** start of Material to process **

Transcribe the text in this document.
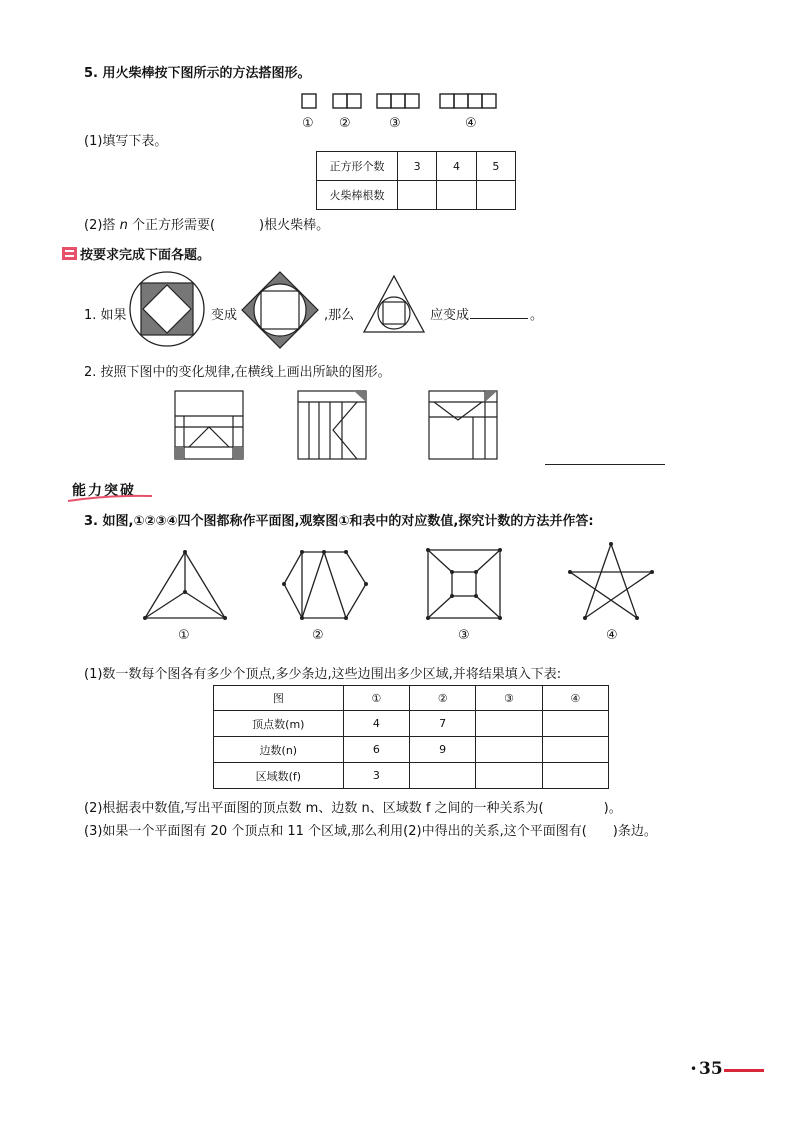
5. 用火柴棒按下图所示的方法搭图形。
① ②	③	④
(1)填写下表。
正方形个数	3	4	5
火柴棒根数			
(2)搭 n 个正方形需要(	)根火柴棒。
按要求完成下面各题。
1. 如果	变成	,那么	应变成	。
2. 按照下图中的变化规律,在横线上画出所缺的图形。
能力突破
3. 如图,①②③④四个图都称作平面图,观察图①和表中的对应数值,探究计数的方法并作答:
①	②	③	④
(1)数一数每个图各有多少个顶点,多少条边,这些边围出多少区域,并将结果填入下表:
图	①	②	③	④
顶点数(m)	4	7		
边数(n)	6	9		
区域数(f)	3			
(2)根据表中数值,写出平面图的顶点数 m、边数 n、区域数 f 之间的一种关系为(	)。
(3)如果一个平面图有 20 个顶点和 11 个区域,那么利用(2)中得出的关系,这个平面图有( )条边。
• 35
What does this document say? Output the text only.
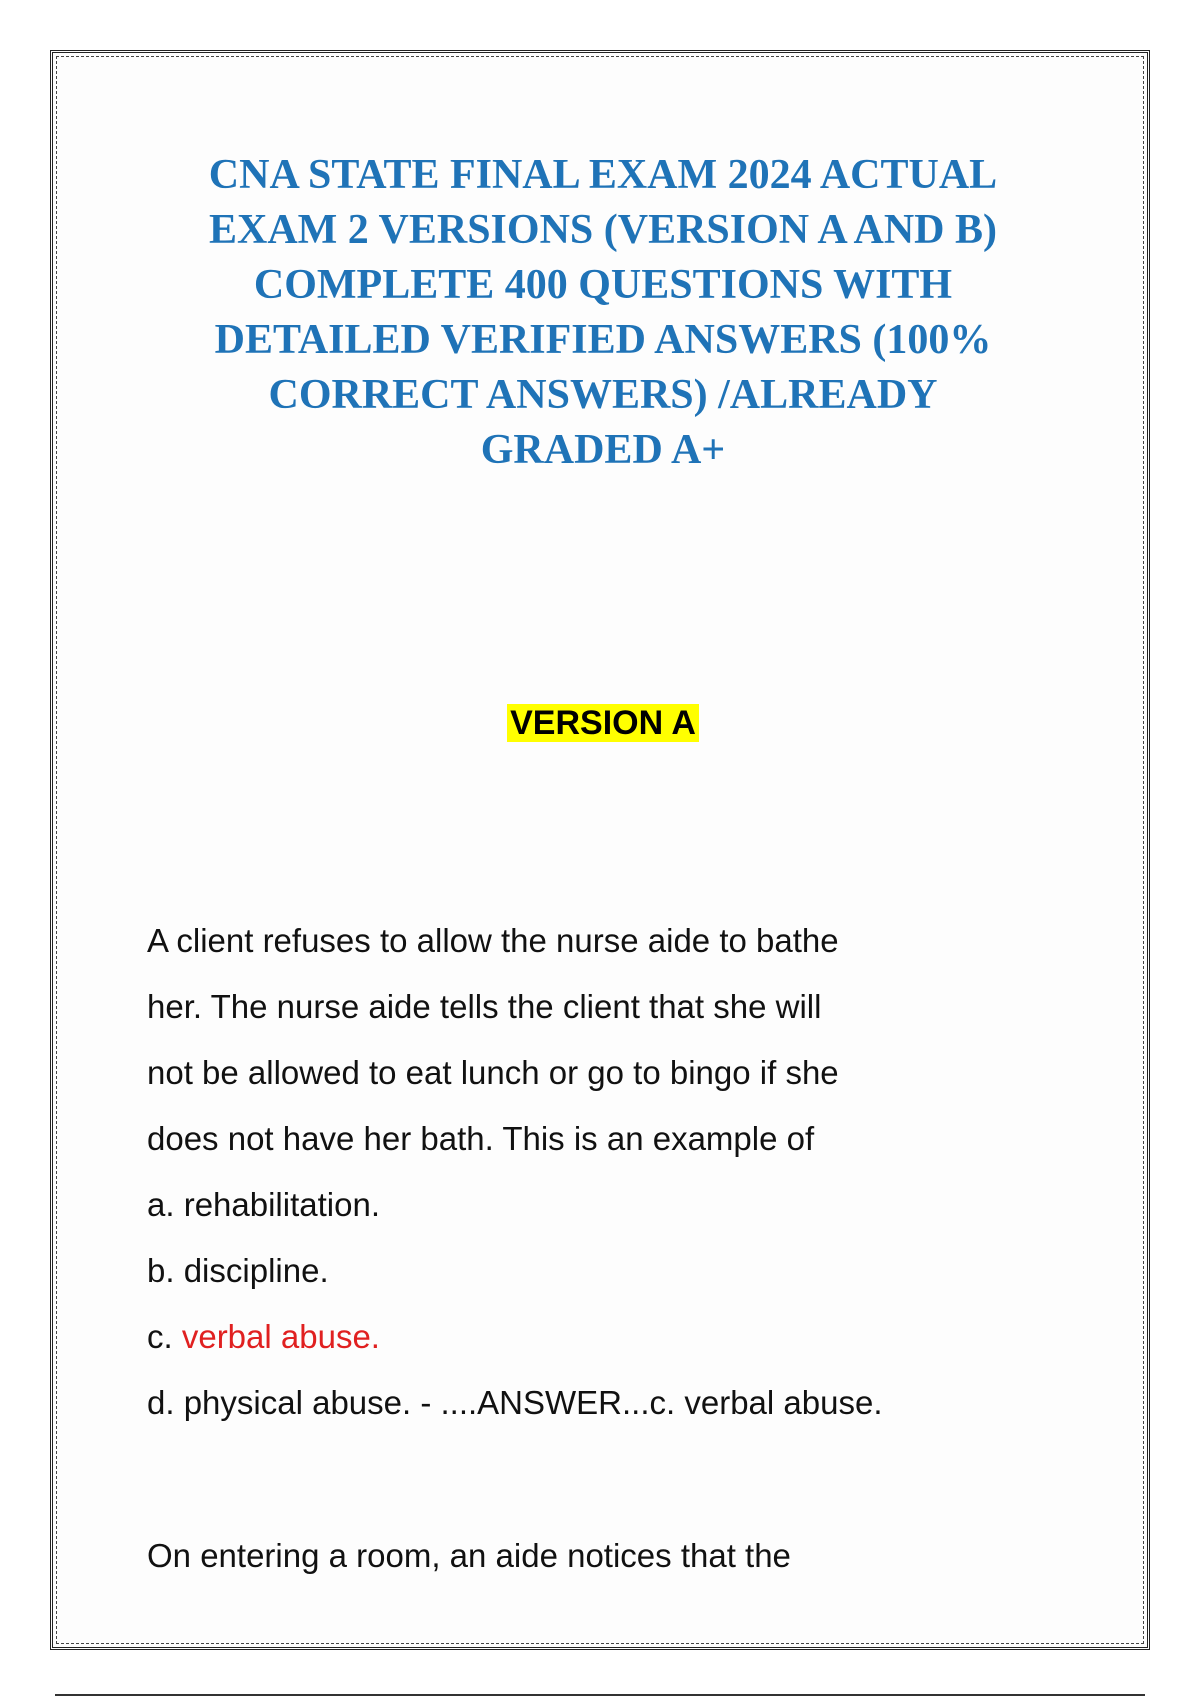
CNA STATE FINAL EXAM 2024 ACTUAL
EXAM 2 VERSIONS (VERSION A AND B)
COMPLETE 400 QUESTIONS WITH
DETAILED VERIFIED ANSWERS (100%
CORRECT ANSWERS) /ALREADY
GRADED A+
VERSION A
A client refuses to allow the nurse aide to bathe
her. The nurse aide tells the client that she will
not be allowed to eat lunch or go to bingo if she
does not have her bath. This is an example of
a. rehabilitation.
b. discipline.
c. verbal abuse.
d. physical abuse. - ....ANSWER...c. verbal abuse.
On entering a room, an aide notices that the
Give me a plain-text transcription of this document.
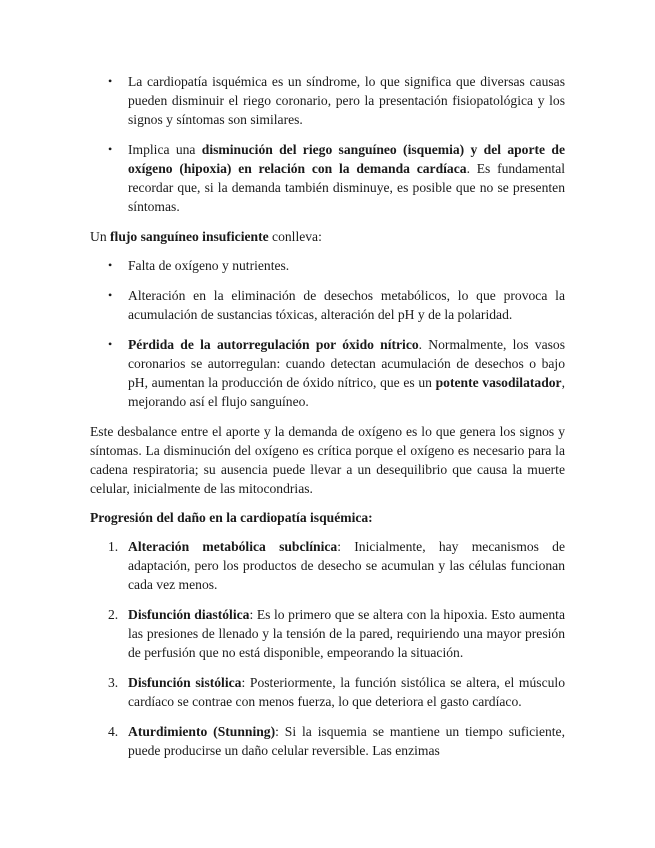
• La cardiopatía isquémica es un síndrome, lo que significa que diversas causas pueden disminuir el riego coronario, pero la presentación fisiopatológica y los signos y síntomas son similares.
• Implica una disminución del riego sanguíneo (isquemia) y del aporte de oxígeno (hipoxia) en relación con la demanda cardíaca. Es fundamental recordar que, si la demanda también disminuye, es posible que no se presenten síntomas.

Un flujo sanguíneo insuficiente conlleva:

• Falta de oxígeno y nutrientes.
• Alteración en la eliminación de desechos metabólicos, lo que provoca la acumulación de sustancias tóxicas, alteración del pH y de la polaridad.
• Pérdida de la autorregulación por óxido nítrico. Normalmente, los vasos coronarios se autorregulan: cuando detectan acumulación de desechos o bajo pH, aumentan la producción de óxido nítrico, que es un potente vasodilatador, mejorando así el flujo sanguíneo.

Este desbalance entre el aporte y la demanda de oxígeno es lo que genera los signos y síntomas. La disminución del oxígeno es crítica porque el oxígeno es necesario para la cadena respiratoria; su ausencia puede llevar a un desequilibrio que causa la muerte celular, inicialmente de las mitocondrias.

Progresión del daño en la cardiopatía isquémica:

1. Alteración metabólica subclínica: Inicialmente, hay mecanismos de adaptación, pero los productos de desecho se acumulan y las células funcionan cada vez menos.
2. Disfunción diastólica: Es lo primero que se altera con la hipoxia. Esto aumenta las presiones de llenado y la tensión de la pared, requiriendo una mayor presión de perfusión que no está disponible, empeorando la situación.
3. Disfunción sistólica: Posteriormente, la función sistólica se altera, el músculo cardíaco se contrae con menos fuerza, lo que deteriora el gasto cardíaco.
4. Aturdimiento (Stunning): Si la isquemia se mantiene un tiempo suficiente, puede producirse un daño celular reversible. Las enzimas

** end of Material to process **

» Aim
Give every record again exactly, apart from the pictures, which stay out.

» Solution
Transcribe the text in this document.
5. 用火柴棒按下图所示的方法搭图形。
① ②	③	④
(1)填写下表。
正方形个数	3	4	5
火柴棒根数			
(2)搭 n 个正方形需要(	)根火柴棒。
按要求完成下面各题。
1. 如果	变成	,那么	应变成	。
2. 按照下图中的变化规律,在横线上画出所缺的图形。
能力突破
3. 如图,①②③④四个图都称作平面图,观察图①和表中的对应数值,探究计数的方法并作答:
①	②	③	④
(1)数一数每个图各有多少个顶点,多少条边,这些边围出多少区域,并将结果填入下表:
图	①	②	③	④
顶点数(m)	4	7		
边数(n)	6	9		
区域数(f)	3			
(2)根据表中数值,写出平面图的顶点数 m、边数 n、区域数 f 之间的一种关系为(	)。
(3)如果一个平面图有 20 个顶点和 11 个区域,那么利用(2)中得出的关系,这个平面图有( )条边。
• 35
What does this document say? Output the text only.
CNA STATE FINAL EXAM 2024 ACTUAL
EXAM 2 VERSIONS (VERSION A AND B)
COMPLETE 400 QUESTIONS WITH
DETAILED VERIFIED ANSWERS (100%
CORRECT ANSWERS) /ALREADY
GRADED A+
VERSION A
A client refuses to allow the nurse aide to bathe
her. The nurse aide tells the client that she will
not be allowed to eat lunch or go to bingo if she
does not have her bath. This is an example of
a. rehabilitation.
b. discipline.
c. verbal abuse.
d. physical abuse. - ....ANSWER...c. verbal abuse.
On entering a room, an aide notices that the
Give me a plain-text transcription of this document.
• La cardiopatía isquémica es un síndrome, lo que significa que diversas causas pueden disminuir el riego coronario, pero la presentación fisiopatológica y los signos y síntomas son similares.
• Implica una disminución del riego sanguíneo (isquemia) y del aporte de oxígeno (hipoxia) en relación con la demanda cardíaca. Es fundamental recordar que, si la demanda también disminuye, es posible que no se presenten síntomas.

Un flujo sanguíneo insuficiente conlleva:

• Falta de oxígeno y nutrientes.
• Alteración en la eliminación de desechos metabólicos, lo que provoca la acumulación de sustancias tóxicas, alteración del pH y de la polaridad.
• Pérdida de la autorregulación por óxido nítrico. Normalmente, los vasos coronarios se autorregulan: cuando detectan acumulación de desechos o bajo pH, aumentan la producción de óxido nítrico, que es un potente vasodilatador, mejorando así el flujo sanguíneo.

Este desbalance entre el aporte y la demanda de oxígeno es lo que genera los signos y síntomas. La disminución del oxígeno es crítica porque el oxígeno es necesario para la cadena respiratoria; su ausencia puede llevar a un desequilibrio que causa la muerte celular, inicialmente de las mitocondrias.

Progresión del daño en la cardiopatía isquémica:

1. Alteración metabólica subclínica: Inicialmente, hay mecanismos de adaptación, pero los productos de desecho se acumulan y las células funcionan cada vez menos.
2. Disfunción diastólica: Es lo primero que se altera con la hipoxia. Esto aumenta las presiones de llenado y la tensión de la pared, requiriendo una mayor presión de perfusión que no está disponible, empeorando la situación.
3. Disfunción sistólica: Posteriormente, la función sistólica se altera, el músculo cardíaco se contrae con menos fuerza, lo que deteriora el gasto cardíaco.
4. Aturdimiento (Stunning): Si la isquemia se mantiene un tiempo suficiente, puede producirse un daño celular reversible. Las enzimas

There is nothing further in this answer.